**** Extracted information
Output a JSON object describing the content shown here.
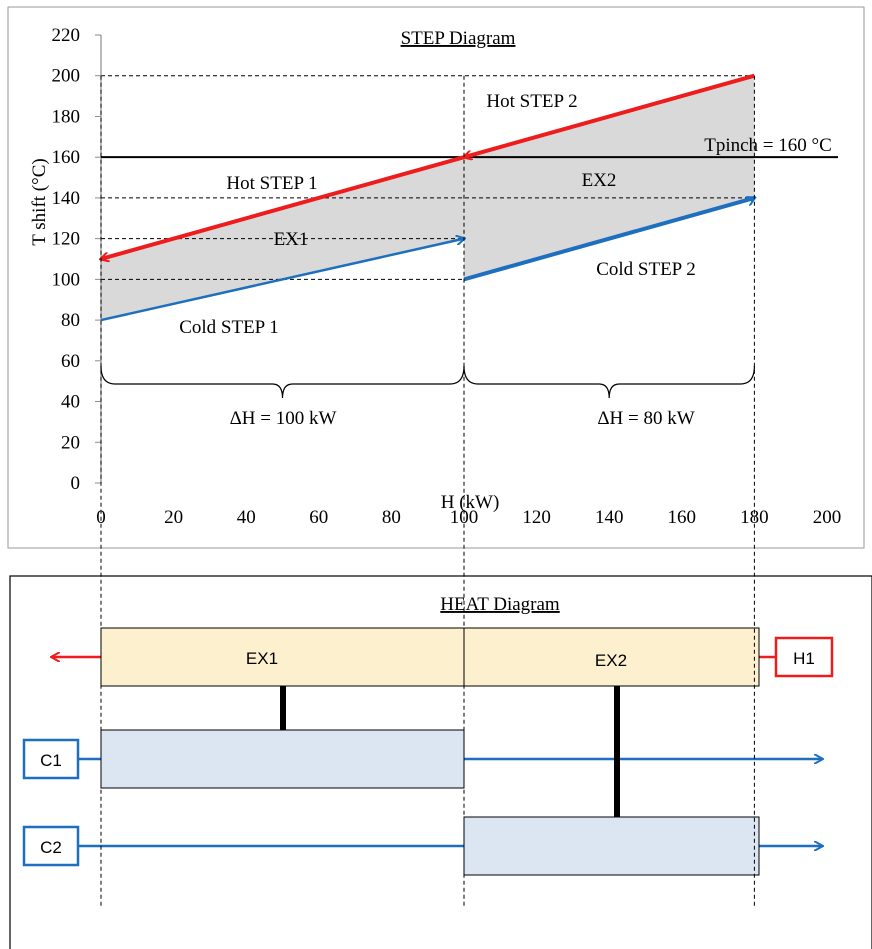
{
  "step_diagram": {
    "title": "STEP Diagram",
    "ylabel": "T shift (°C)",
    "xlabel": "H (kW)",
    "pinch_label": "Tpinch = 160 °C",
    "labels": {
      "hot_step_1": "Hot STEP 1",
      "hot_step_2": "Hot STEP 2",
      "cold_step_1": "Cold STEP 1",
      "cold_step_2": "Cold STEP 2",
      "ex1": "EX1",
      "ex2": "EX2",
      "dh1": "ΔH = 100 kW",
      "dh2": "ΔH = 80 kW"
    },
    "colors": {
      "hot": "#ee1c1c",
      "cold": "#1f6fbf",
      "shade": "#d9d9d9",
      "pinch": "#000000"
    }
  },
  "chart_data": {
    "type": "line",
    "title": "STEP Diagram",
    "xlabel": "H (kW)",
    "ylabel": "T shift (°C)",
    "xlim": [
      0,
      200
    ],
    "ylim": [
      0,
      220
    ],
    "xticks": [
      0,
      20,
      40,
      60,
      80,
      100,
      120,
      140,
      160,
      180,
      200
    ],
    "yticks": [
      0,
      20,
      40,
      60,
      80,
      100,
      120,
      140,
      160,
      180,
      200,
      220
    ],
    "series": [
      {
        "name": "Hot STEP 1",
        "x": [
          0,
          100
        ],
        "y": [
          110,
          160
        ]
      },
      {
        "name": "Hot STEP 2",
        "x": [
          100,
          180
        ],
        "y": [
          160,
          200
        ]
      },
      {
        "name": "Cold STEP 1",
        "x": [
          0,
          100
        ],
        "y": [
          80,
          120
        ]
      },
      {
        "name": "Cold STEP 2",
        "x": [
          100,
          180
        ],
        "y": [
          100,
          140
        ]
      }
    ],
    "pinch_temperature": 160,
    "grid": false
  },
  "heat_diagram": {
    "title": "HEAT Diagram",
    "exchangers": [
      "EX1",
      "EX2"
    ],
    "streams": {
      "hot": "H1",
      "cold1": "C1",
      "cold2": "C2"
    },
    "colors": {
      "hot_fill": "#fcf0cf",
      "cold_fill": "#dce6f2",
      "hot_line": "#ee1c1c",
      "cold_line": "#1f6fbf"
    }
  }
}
********
**** Extracted information
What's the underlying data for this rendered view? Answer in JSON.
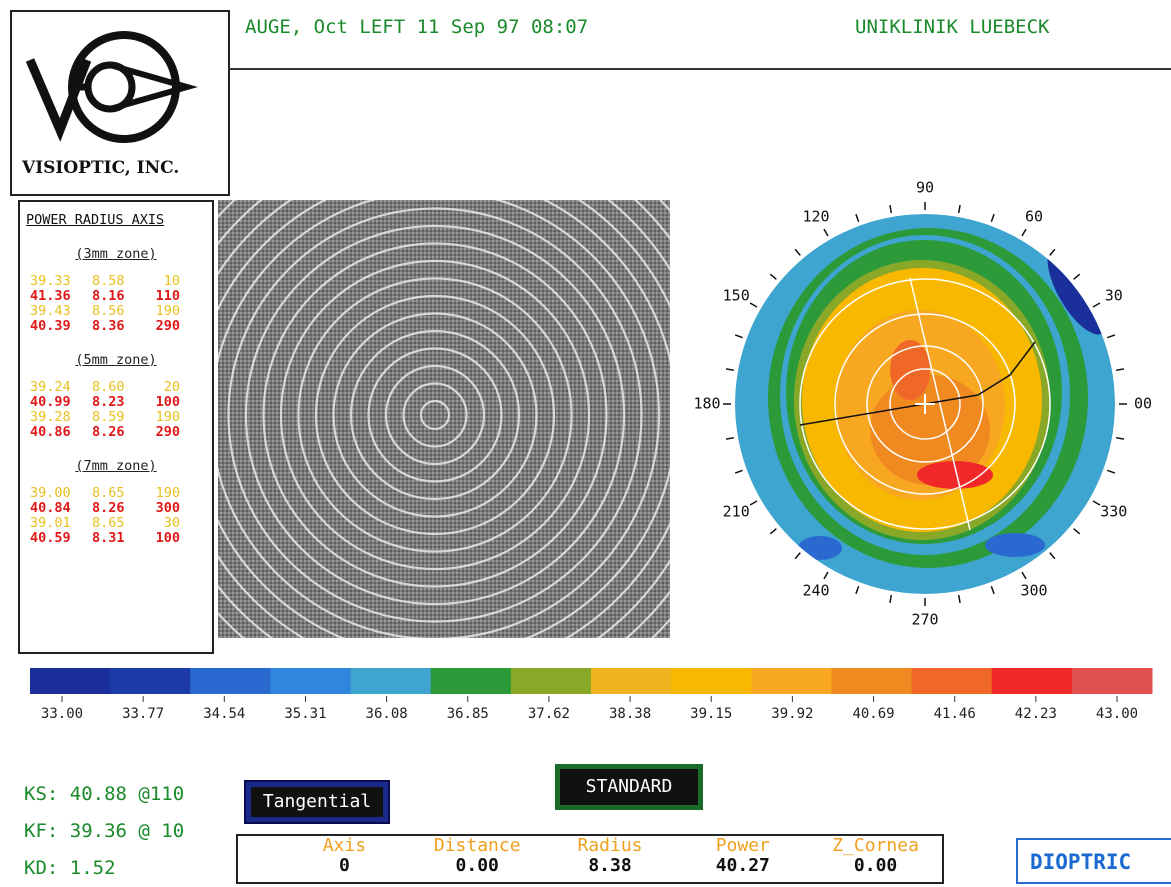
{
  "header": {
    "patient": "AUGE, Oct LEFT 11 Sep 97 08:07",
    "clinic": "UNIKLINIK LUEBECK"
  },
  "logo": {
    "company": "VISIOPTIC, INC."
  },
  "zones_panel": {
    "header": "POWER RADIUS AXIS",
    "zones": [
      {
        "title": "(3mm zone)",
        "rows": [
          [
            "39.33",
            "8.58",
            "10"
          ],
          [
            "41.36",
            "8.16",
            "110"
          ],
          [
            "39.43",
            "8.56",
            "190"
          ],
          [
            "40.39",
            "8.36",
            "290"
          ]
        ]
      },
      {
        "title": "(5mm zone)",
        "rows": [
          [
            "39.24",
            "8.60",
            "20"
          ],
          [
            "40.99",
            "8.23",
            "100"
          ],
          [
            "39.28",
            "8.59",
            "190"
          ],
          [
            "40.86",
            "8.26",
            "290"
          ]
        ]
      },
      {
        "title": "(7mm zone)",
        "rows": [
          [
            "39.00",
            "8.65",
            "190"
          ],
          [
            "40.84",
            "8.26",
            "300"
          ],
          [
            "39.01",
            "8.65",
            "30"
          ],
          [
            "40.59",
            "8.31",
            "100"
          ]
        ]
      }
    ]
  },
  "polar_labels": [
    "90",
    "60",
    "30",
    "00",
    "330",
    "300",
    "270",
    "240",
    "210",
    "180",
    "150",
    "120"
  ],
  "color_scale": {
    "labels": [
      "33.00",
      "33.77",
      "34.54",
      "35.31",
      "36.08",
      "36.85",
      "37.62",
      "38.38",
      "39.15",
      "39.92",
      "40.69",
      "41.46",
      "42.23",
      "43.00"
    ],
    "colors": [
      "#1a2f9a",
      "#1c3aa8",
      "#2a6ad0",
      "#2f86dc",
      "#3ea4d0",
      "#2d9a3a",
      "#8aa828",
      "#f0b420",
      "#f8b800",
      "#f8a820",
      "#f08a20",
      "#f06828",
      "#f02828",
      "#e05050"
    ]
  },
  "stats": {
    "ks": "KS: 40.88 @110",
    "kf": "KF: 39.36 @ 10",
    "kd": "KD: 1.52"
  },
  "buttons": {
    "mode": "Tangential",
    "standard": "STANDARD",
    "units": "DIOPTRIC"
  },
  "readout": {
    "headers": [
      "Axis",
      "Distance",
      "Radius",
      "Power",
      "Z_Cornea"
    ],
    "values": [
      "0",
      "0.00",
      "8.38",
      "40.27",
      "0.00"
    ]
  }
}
********
▶ _Objective_: Select every line of the material above holding the word "JSON" and copy it.

▶ _Complete answer_:
Output a JSON object describing the content shown here.
What's the underlying data for this rendered view? Answer in JSON.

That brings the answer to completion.